BEGIN RECORDS FOR THIS TASK

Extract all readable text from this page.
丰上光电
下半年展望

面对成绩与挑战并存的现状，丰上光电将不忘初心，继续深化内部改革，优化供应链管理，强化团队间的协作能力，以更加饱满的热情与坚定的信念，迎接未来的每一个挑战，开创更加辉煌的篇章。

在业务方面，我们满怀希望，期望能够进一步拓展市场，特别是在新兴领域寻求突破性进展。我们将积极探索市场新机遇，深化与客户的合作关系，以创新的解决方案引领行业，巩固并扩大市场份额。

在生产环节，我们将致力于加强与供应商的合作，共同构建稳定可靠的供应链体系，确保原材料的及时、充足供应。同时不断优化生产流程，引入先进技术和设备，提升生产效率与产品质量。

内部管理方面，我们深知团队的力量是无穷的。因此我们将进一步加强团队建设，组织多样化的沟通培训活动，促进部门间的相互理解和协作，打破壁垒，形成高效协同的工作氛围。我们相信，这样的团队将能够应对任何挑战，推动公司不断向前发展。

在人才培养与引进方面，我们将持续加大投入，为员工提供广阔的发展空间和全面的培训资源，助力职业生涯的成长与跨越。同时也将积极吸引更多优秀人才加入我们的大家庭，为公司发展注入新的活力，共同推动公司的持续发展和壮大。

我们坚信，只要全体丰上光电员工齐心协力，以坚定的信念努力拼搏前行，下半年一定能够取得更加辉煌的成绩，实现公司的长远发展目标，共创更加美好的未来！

END RECORDS FOR THIS TASK

> **EXERCISE TASK**
The listing above should be transcribed in full, exactly as written.

> **COMPLETE OUTPUT**
Extract all readable text from this page.
丰上光电
下半年展望

面对成绩与挑战并存的现状，丰上光电将不忘初心，继续深化内部改革，优化供应链管理，强化团队间的协作能力，以更加饱满的热情与坚定的信念，迎接未来的每一个挑战，开创更加辉煌的篇章。

在业务方面，我们满怀希望，期望能够进一步拓展市场，特别是在新兴领域寻求突破性进展。我们将积极探索市场新机遇，深化与客户的合作关系，以创新的解决方案引领行业，巩固并扩大市场份额。

在生产环节，我们将致力于加强与供应商的合作，共同构建稳定可靠的供应链体系，确保原材料的及时、充足供应。同时不断优化生产流程，引入先进技术和设备，提升生产效率与产品质量。

内部管理方面，我们深知团队的力量是无穷的。因此我们将进一步加强团队建设，组织多样化的沟通培训活动，促进部门间的相互理解和协作，打破壁垒，形成高效协同的工作氛围。我们相信，这样的团队将能够应对任何挑战，推动公司不断向前发展。

在人才培养与引进方面，我们将持续加大投入，为员工提供广阔的发展空间和全面的培训资源，助力职业生涯的成长与跨越。同时也将积极吸引更多优秀人才加入我们的大家庭，为公司发展注入新的活力，共同推动公司的持续发展和壮大。

我们坚信，只要全体丰上光电员工齐心协力，以坚定的信念努力拼搏前行，下半年一定能够取得更加辉煌的成绩，实现公司的长远发展目标，共创更加美好的未来！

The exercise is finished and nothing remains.